• What you are asked to do: Reproduce all records exactly.

• Input records:

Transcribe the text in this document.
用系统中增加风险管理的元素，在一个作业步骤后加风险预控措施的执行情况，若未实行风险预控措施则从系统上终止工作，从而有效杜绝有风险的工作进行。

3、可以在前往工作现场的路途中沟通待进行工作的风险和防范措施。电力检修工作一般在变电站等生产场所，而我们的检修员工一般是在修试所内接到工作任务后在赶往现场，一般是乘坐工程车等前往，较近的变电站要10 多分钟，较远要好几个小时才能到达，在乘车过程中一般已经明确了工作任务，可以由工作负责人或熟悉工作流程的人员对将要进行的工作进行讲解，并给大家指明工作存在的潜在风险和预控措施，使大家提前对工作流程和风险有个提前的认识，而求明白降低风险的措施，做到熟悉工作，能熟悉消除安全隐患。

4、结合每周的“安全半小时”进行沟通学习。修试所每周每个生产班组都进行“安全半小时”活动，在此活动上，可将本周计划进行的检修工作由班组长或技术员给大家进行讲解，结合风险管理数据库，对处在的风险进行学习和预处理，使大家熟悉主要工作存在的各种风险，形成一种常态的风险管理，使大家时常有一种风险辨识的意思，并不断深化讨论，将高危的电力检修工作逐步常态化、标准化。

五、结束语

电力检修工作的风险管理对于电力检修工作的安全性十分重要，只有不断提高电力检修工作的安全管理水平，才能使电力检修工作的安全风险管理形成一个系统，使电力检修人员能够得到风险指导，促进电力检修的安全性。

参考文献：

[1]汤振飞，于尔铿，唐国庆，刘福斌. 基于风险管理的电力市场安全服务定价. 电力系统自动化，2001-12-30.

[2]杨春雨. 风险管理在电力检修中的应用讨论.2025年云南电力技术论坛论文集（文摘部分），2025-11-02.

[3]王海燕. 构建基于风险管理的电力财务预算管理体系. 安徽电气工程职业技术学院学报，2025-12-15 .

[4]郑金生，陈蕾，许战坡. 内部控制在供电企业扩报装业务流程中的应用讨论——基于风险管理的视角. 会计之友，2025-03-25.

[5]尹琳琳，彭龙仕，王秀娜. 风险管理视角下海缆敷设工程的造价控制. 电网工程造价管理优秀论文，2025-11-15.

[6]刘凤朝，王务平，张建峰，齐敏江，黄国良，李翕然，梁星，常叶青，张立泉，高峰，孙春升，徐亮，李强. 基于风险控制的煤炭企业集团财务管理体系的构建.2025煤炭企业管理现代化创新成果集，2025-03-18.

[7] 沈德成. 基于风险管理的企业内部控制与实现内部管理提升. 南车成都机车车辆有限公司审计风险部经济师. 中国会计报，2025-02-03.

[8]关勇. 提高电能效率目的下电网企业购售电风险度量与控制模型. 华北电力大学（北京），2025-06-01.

• Task output:
Transcribe the text in this document.
用系统中增加风险管理的元素，在一个作业步骤后加风险预控措施的执行情况，若未实行风险预控措施则从系统上终止工作，从而有效杜绝有风险的工作进行。

3、可以在前往工作现场的路途中沟通待进行工作的风险和防范措施。电力检修工作一般在变电站等生产场所，而我们的检修员工一般是在修试所内接到工作任务后在赶往现场，一般是乘坐工程车等前往，较近的变电站要10 多分钟，较远要好几个小时才能到达，在乘车过程中一般已经明确了工作任务，可以由工作负责人或熟悉工作流程的人员对将要进行的工作进行讲解，并给大家指明工作存在的潜在风险和预控措施，使大家提前对工作流程和风险有个提前的认识，而求明白降低风险的措施，做到熟悉工作，能熟悉消除安全隐患。

4、结合每周的“安全半小时”进行沟通学习。修试所每周每个生产班组都进行“安全半小时”活动，在此活动上，可将本周计划进行的检修工作由班组长或技术员给大家进行讲解，结合风险管理数据库，对处在的风险进行学习和预处理，使大家熟悉主要工作存在的各种风险，形成一种常态的风险管理，使大家时常有一种风险辨识的意思，并不断深化讨论，将高危的电力检修工作逐步常态化、标准化。

五、结束语

电力检修工作的风险管理对于电力检修工作的安全性十分重要，只有不断提高电力检修工作的安全管理水平，才能使电力检修工作的安全风险管理形成一个系统，使电力检修人员能够得到风险指导，促进电力检修的安全性。

参考文献：

[1]汤振飞，于尔铿，唐国庆，刘福斌. 基于风险管理的电力市场安全服务定价. 电力系统自动化，2001-12-30.

[2]杨春雨. 风险管理在电力检修中的应用讨论.2025年云南电力技术论坛论文集（文摘部分），2025-11-02.

[3]王海燕. 构建基于风险管理的电力财务预算管理体系. 安徽电气工程职业技术学院学报，2025-12-15 .

[4]郑金生，陈蕾，许战坡. 内部控制在供电企业扩报装业务流程中的应用讨论——基于风险管理的视角. 会计之友，2025-03-25.

[5]尹琳琳，彭龙仕，王秀娜. 风险管理视角下海缆敷设工程的造价控制. 电网工程造价管理优秀论文，2025-11-15.

[6]刘凤朝，王务平，张建峰，齐敏江，黄国良，李翕然，梁星，常叶青，张立泉，高峰，孙春升，徐亮，李强. 基于风险控制的煤炭企业集团财务管理体系的构建.2025煤炭企业管理现代化创新成果集，2025-03-18.

[7] 沈德成. 基于风险管理的企业内部控制与实现内部管理提升. 南车成都机车车辆有限公司审计风险部经济师. 中国会计报，2025-02-03.

[8]关勇. 提高电能效率目的下电网企业购售电风险度量与控制模型. 华北电力大学（北京），2025-06-01.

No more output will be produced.